- **Dataset records**:
>> start

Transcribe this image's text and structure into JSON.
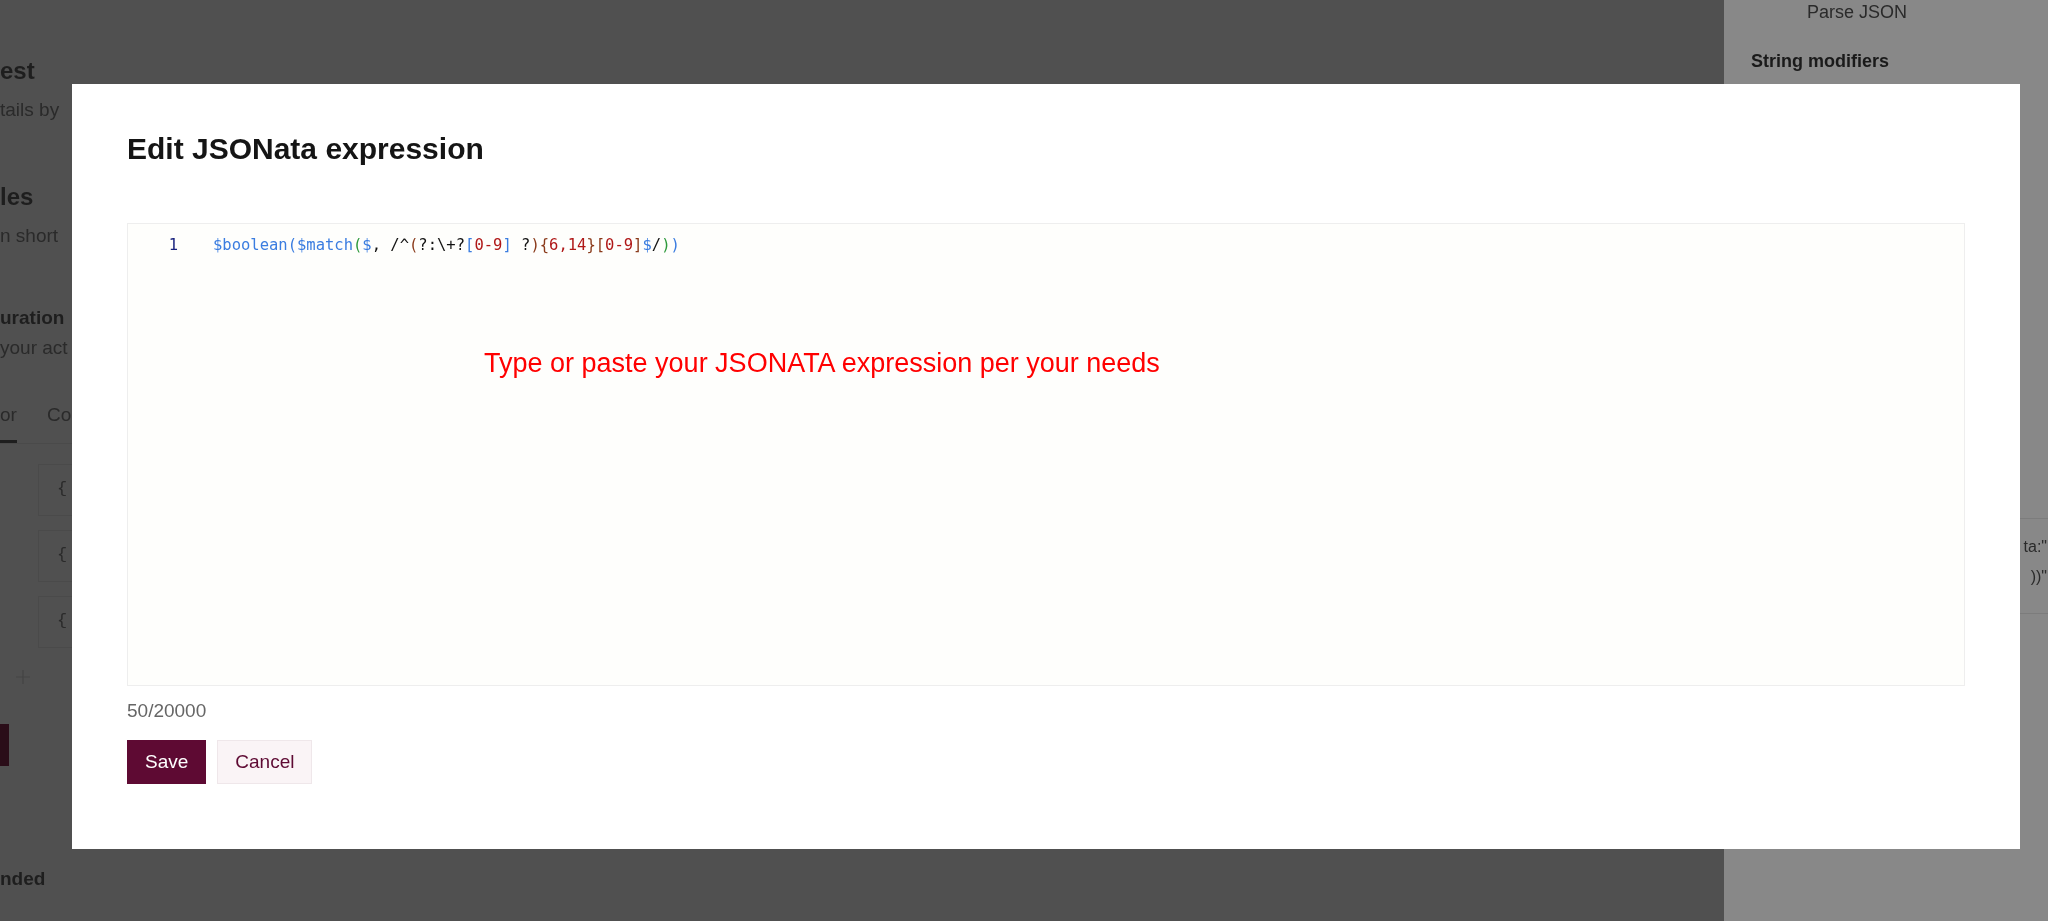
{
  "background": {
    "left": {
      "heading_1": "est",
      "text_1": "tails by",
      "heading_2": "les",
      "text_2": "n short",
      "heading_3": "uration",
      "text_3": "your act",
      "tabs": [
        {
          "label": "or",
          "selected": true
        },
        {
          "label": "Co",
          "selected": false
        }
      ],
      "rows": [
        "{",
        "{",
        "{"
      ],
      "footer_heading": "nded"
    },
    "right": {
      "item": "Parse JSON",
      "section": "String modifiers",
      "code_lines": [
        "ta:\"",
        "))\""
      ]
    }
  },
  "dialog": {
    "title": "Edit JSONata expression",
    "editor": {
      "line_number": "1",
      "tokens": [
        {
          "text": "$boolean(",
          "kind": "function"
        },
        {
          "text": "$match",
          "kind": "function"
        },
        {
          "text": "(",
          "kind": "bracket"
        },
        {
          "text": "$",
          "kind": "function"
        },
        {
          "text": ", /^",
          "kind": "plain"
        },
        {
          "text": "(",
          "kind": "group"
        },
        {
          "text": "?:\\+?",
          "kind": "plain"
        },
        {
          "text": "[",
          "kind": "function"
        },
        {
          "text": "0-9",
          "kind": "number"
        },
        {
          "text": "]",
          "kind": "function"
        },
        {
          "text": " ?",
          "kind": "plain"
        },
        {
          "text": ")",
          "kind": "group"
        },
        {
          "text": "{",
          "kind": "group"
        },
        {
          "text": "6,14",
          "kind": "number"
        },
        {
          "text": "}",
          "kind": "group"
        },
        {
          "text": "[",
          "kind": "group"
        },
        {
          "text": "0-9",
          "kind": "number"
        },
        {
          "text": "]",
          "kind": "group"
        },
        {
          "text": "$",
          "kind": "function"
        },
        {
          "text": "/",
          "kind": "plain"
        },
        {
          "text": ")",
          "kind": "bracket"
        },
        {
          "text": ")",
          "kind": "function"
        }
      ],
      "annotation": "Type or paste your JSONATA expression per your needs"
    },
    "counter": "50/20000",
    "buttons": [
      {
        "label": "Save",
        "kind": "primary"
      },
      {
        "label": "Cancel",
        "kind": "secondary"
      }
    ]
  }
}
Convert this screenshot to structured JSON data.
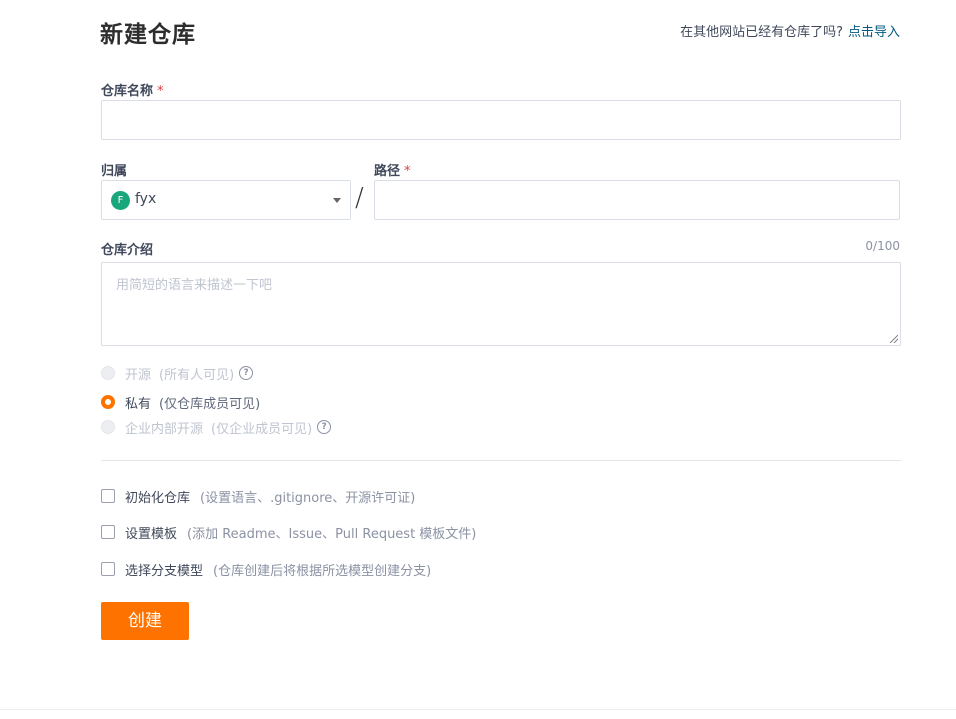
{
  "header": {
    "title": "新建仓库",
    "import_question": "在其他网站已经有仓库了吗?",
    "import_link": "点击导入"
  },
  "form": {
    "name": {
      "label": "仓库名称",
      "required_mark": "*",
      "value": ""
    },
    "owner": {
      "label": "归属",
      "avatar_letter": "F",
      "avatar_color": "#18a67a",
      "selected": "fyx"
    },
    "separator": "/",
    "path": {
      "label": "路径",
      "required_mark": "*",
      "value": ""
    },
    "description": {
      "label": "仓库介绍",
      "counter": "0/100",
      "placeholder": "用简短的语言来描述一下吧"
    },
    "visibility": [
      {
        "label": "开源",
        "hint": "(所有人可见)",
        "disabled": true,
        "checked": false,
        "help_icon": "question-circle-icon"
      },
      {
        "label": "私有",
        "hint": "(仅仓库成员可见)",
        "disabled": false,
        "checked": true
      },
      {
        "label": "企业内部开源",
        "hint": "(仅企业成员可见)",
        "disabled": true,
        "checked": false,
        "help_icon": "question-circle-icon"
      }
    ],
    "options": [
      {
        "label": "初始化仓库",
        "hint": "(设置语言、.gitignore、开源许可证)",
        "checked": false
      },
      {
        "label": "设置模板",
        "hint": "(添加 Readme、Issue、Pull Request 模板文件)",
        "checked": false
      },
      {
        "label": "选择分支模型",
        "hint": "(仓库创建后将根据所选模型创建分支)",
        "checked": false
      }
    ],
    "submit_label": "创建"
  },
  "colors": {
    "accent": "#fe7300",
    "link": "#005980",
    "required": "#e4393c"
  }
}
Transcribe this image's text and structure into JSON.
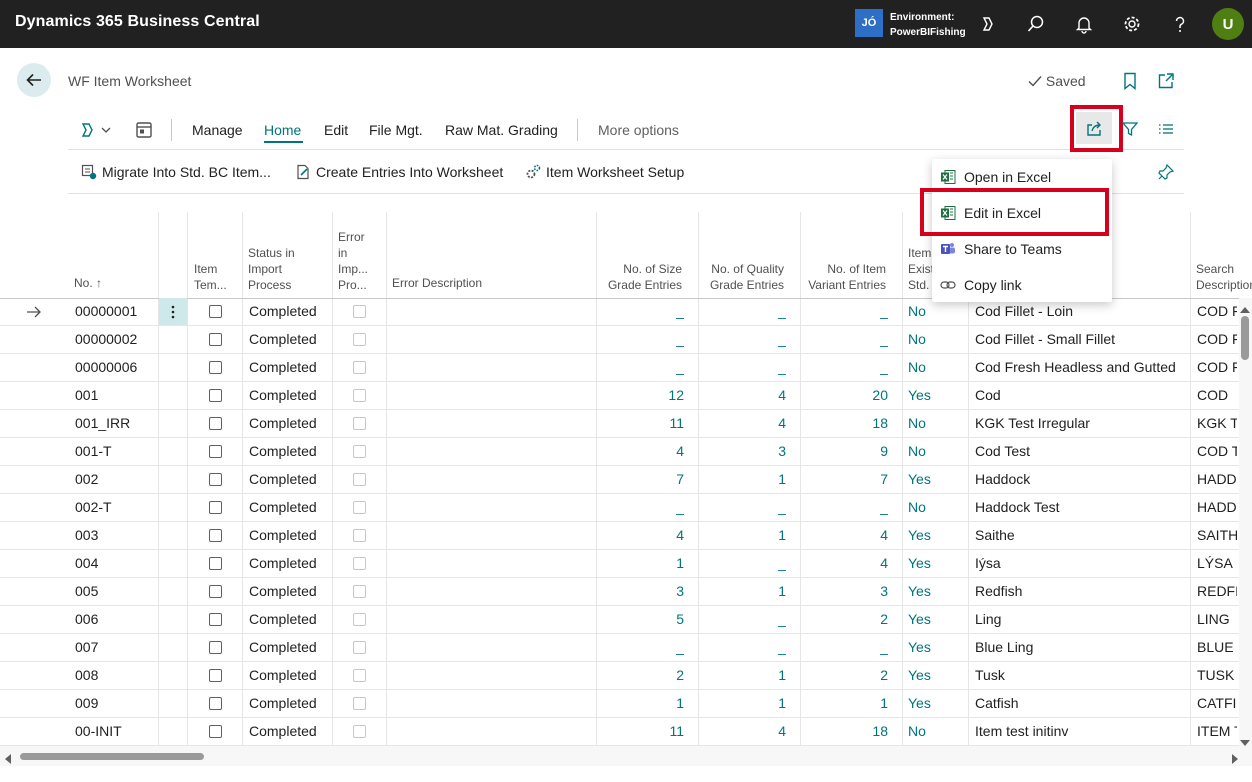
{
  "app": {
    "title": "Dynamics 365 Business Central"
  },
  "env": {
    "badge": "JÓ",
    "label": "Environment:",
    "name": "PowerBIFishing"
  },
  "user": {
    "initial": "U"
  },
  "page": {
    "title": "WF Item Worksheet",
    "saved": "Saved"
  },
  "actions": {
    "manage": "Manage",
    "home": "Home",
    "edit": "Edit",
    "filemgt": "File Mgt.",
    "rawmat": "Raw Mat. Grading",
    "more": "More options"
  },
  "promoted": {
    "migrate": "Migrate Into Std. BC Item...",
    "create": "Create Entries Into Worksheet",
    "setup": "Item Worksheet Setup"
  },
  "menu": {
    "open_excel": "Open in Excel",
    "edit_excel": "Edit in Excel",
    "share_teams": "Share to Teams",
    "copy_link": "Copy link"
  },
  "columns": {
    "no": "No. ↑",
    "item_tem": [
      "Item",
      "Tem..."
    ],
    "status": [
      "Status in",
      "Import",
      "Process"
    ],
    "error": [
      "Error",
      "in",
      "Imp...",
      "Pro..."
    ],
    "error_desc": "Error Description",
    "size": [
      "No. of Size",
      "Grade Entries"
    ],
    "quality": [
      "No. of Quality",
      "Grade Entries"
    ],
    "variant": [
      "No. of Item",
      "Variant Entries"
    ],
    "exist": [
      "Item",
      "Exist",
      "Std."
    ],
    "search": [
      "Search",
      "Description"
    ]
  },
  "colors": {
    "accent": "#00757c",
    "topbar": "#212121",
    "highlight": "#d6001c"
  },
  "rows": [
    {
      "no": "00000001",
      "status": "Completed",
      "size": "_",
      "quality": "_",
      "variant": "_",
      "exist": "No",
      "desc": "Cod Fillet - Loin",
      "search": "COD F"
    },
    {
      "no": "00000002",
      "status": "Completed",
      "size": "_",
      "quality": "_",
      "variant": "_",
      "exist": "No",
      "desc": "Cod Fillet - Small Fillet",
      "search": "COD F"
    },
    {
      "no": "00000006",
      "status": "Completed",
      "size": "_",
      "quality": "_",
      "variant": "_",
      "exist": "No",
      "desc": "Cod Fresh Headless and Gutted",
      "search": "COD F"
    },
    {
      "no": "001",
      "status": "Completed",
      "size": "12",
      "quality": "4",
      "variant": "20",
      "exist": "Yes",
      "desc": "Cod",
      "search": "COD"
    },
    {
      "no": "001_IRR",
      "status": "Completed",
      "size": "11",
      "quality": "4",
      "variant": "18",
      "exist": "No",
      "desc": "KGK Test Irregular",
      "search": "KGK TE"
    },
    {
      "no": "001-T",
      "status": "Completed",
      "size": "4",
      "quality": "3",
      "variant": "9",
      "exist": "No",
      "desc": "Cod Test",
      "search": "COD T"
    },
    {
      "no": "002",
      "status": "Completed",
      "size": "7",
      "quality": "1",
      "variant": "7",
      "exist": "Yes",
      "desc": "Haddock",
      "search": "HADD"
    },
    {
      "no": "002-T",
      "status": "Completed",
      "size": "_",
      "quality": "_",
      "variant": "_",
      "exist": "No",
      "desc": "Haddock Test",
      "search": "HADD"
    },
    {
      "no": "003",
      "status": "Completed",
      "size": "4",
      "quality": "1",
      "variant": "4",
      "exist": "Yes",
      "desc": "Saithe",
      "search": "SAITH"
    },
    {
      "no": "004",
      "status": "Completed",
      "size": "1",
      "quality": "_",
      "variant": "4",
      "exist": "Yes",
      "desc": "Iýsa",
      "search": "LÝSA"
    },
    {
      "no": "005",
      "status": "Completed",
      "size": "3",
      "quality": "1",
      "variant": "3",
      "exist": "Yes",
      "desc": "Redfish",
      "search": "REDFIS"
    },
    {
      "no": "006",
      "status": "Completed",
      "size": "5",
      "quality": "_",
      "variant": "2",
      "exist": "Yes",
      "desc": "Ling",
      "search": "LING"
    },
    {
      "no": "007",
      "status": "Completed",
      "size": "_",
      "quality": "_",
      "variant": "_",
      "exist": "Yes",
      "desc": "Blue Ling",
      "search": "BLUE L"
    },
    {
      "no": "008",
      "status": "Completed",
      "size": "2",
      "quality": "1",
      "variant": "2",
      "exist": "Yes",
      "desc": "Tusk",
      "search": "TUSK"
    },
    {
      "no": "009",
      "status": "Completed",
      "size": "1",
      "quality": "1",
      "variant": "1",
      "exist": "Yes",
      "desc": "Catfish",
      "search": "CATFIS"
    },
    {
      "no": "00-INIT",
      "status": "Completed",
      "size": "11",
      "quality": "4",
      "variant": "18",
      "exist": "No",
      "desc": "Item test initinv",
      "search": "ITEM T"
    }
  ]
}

>> end

Copy each line of the preceding data that contains the string "Entries".

- **EXERCISE SOLUTION**:
    "create": "Create Entries Into Worksheet",
      "Grade Entries"
      "Grade Entries"
      "Variant Entries"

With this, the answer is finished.